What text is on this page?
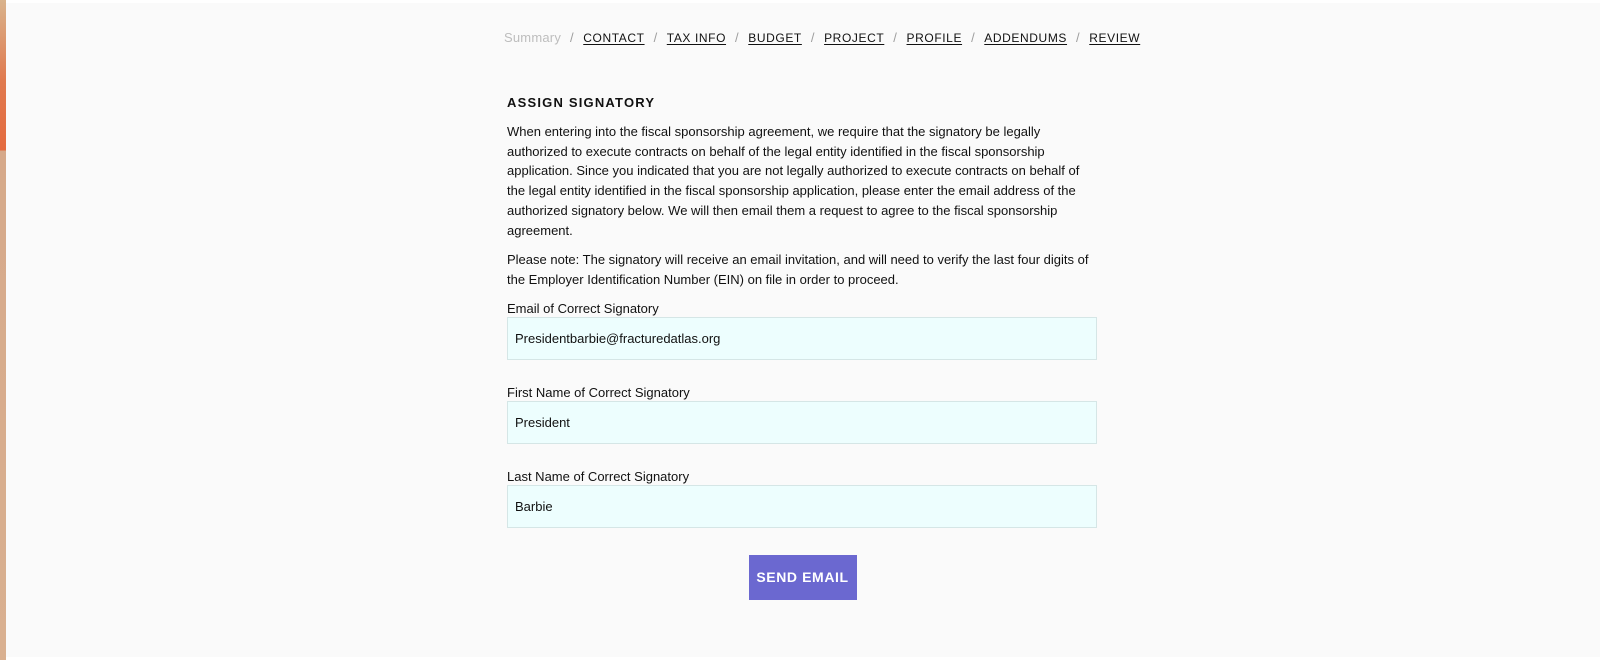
Summary / CONTACT / TAX INFO / BUDGET / PROJECT / PROFILE / ADDENDUMS / REVIEW
ASSIGN SIGNATORY

When entering into the fiscal sponsorship agreement, we require that the signatory be legally authorized to execute contracts on behalf of the legal entity identified in the fiscal sponsorship application. Since you indicated that you are not legally authorized to execute contracts on behalf of the legal entity identified in the fiscal sponsorship application, please enter the email address of the authorized signatory below. We will then email them a request to agree to the fiscal sponsorship agreement.

Please note: The signatory will receive an email invitation, and will need to verify the last four digits of the Employer Identification Number (EIN) on file in order to proceed.

Email of Correct Signatory
Presidentbarbie@fracturedatlas.org
First Name of Correct Signatory
President
Last Name of Correct Signatory
Barbie
SEND EMAIL
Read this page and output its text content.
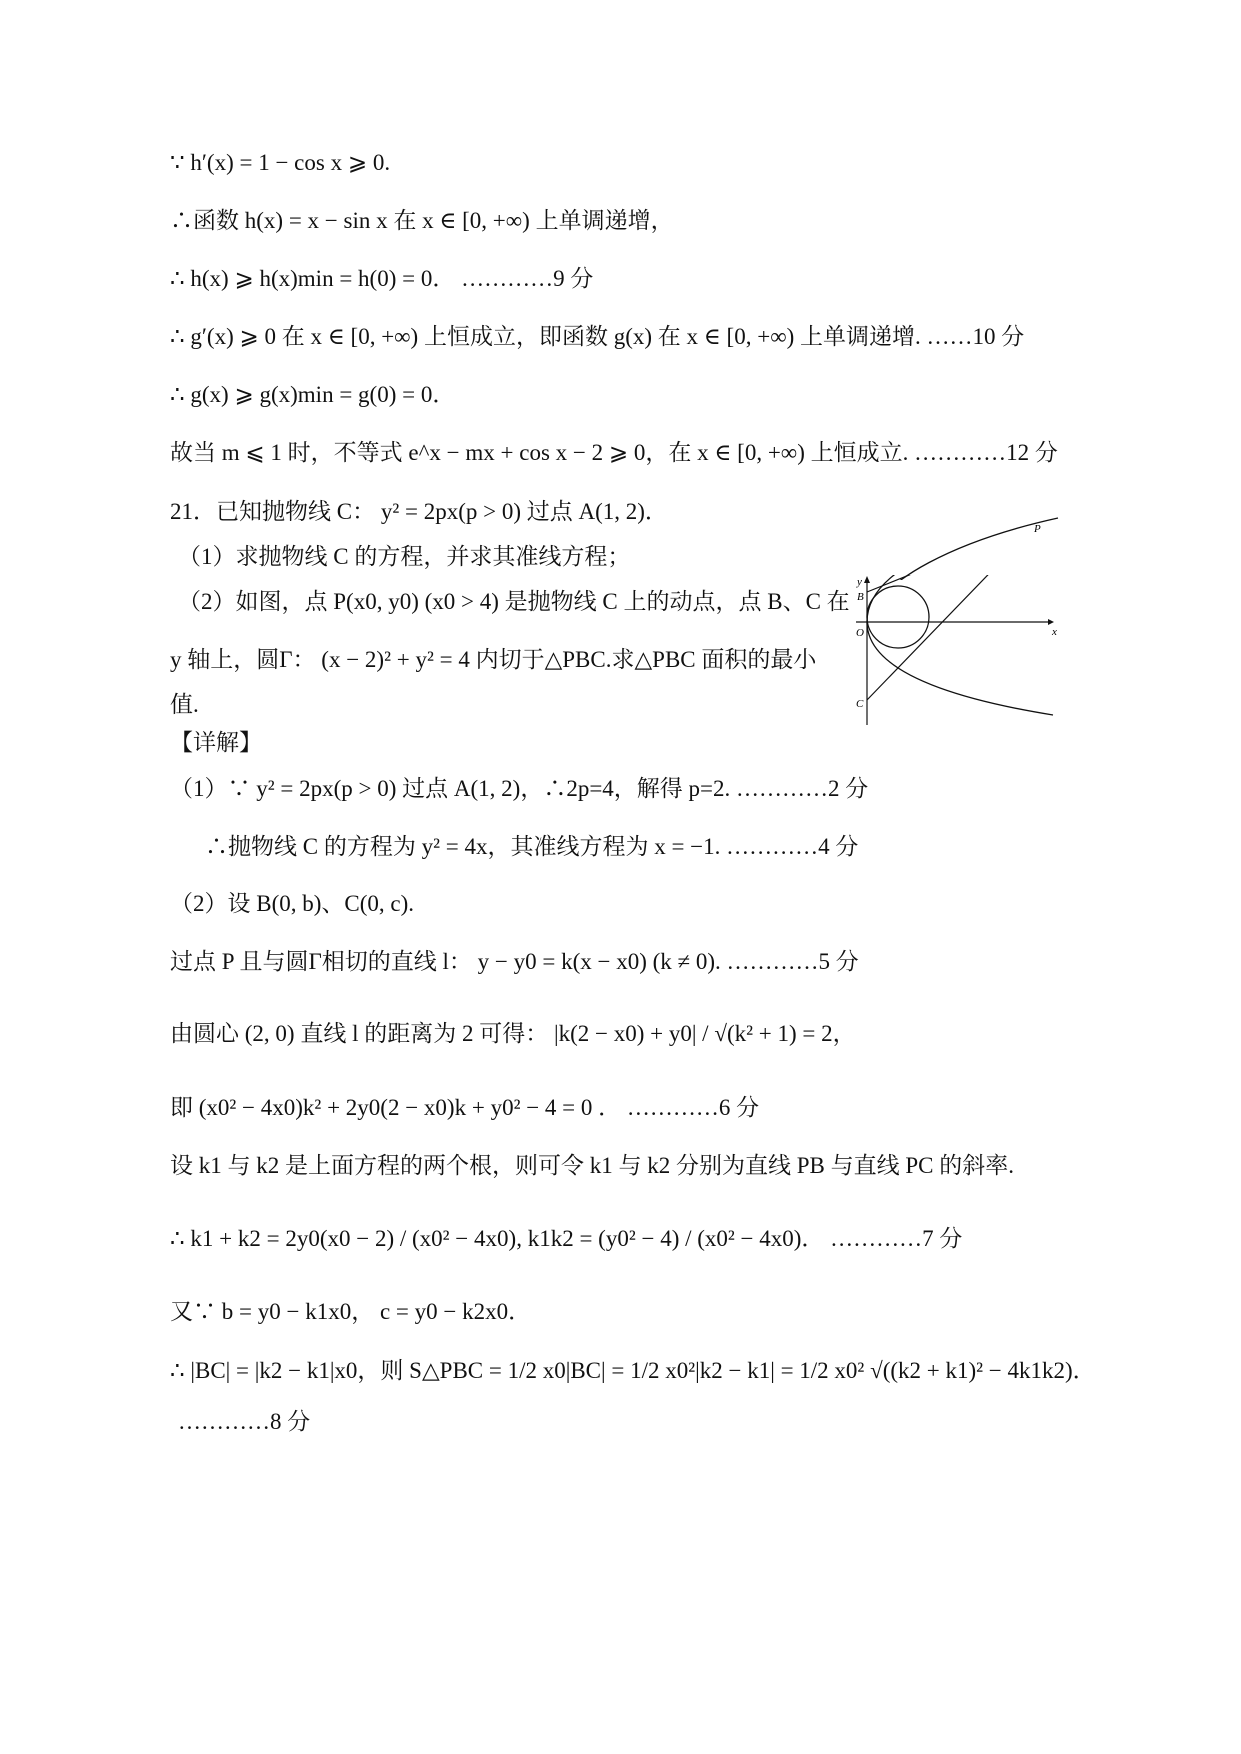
∵ h′(x) = 1 − cos x ⩾ 0.
∴函数 h(x) = x − sin x 在 x ∈ [0, +∞) 上单调递增，
∴ h(x) ⩾ h(x)min = h(0) = 0． …………9 分
∴ g′(x) ⩾ 0 在 x ∈ [0, +∞) 上恒成立，即函数 g(x) 在 x ∈ [0, +∞) 上单调递增. ……10 分
∴ g(x) ⩾ g(x)min = g(0) = 0．
故当 m ⩽ 1 时，不等式 e^x − mx + cos x − 2 ⩾ 0，在 x ∈ [0, +∞) 上恒成立. …………12 分
21．已知抛物线 C： y² = 2px(p > 0) 过点 A(1, 2)．
（1）求抛物线 C 的方程，并求其准线方程；
（2）如图，点 P(x0, y0) (x0 > 4) 是抛物线 C 上的动点，点 B、C 在
y 轴上，圆Γ： (x − 2)² + y² = 4 内切于△PBC.求△PBC 面积的最小
值.
【详解】
（1）∵ y² = 2px(p > 0) 过点 A(1, 2)，∴2p=4，解得 p=2. …………2 分
∴抛物线 C 的方程为 y² = 4x，其准线方程为 x = −1. …………4 分
（2）设 B(0, b)、C(0, c).
过点 P 且与圆Γ相切的直线 l： y − y0 = k(x − x0) (k ≠ 0). …………5 分
由圆心 (2, 0) 直线 l 的距离为 2 可得： |k(2 − x0) + y0| / √(k² + 1) = 2，
即 (x0² − 4x0)k² + 2y0(2 − x0)k + y0² − 4 = 0 ． …………6 分
设 k1 与 k2 是上面方程的两个根，则可令 k1 与 k2 分别为直线 PB 与直线 PC 的斜率.
∴ k1 + k2 = 2y0(x0 − 2) / (x0² − 4x0), k1k2 = (y0² − 4) / (x0² − 4x0)． …………7 分
又∵ b = y0 − k1x0， c = y0 − k2x0．
∴ |BC| = |k2 − k1|x0，则 S△PBC = 1/2 x0|BC| = 1/2 x0²|k2 − k1| = 1/2 x0² √((k2 + k1)² − 4k1k2)．
…………8 分
y
x
O
B
C
P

————

#### EXERCISE TASK
Transcribe all of the records above character for character. Exclude the pictures.

#### RESULT FOR THIS EXERCISE
What text is on this page?
Summary / CONTACT / TAX INFO / BUDGET / PROJECT / PROFILE / ADDENDUMS / REVIEW
ASSIGN SIGNATORY

When entering into the fiscal sponsorship agreement, we require that the signatory be legally authorized to execute contracts on behalf of the legal entity identified in the fiscal sponsorship application. Since you indicated that you are not legally authorized to execute contracts on behalf of the legal entity identified in the fiscal sponsorship application, please enter the email address of the authorized signatory below. We will then email them a request to agree to the fiscal sponsorship agreement.

Please note: The signatory will receive an email invitation, and will need to verify the last four digits of the Employer Identification Number (EIN) on file in order to proceed.

Email of Correct Signatory
Presidentbarbie@fracturedatlas.org
First Name of Correct Signatory
President
Last Name of Correct Signatory
Barbie
SEND EMAIL
Read this page and output its text content.
∵ h′(x) = 1 − cos x ⩾ 0.
∴函数 h(x) = x − sin x 在 x ∈ [0, +∞) 上单调递增，
∴ h(x) ⩾ h(x)min = h(0) = 0． …………9 分
∴ g′(x) ⩾ 0 在 x ∈ [0, +∞) 上恒成立，即函数 g(x) 在 x ∈ [0, +∞) 上单调递增. ……10 分
∴ g(x) ⩾ g(x)min = g(0) = 0．
故当 m ⩽ 1 时，不等式 e^x − mx + cos x − 2 ⩾ 0，在 x ∈ [0, +∞) 上恒成立. …………12 分
21．已知抛物线 C： y² = 2px(p > 0) 过点 A(1, 2)．
（1）求抛物线 C 的方程，并求其准线方程；
（2）如图，点 P(x0, y0) (x0 > 4) 是抛物线 C 上的动点，点 B、C 在
y 轴上，圆Γ： (x − 2)² + y² = 4 内切于△PBC.求△PBC 面积的最小
值.
【详解】
（1）∵ y² = 2px(p > 0) 过点 A(1, 2)，∴2p=4，解得 p=2. …………2 分
∴抛物线 C 的方程为 y² = 4x，其准线方程为 x = −1. …………4 分
（2）设 B(0, b)、C(0, c).
过点 P 且与圆Γ相切的直线 l： y − y0 = k(x − x0) (k ≠ 0). …………5 分
由圆心 (2, 0) 直线 l 的距离为 2 可得： |k(2 − x0) + y0| / √(k² + 1) = 2，
即 (x0² − 4x0)k² + 2y0(2 − x0)k + y0² − 4 = 0 ． …………6 分
设 k1 与 k2 是上面方程的两个根，则可令 k1 与 k2 分别为直线 PB 与直线 PC 的斜率.
∴ k1 + k2 = 2y0(x0 − 2) / (x0² − 4x0), k1k2 = (y0² − 4) / (x0² − 4x0)． …………7 分
又∵ b = y0 − k1x0， c = y0 − k2x0．
∴ |BC| = |k2 − k1|x0，则 S△PBC = 1/2 x0|BC| = 1/2 x0²|k2 − k1| = 1/2 x0² √((k2 + k1)² − 4k1k2)．
…………8 分
y
x
O
B
C
P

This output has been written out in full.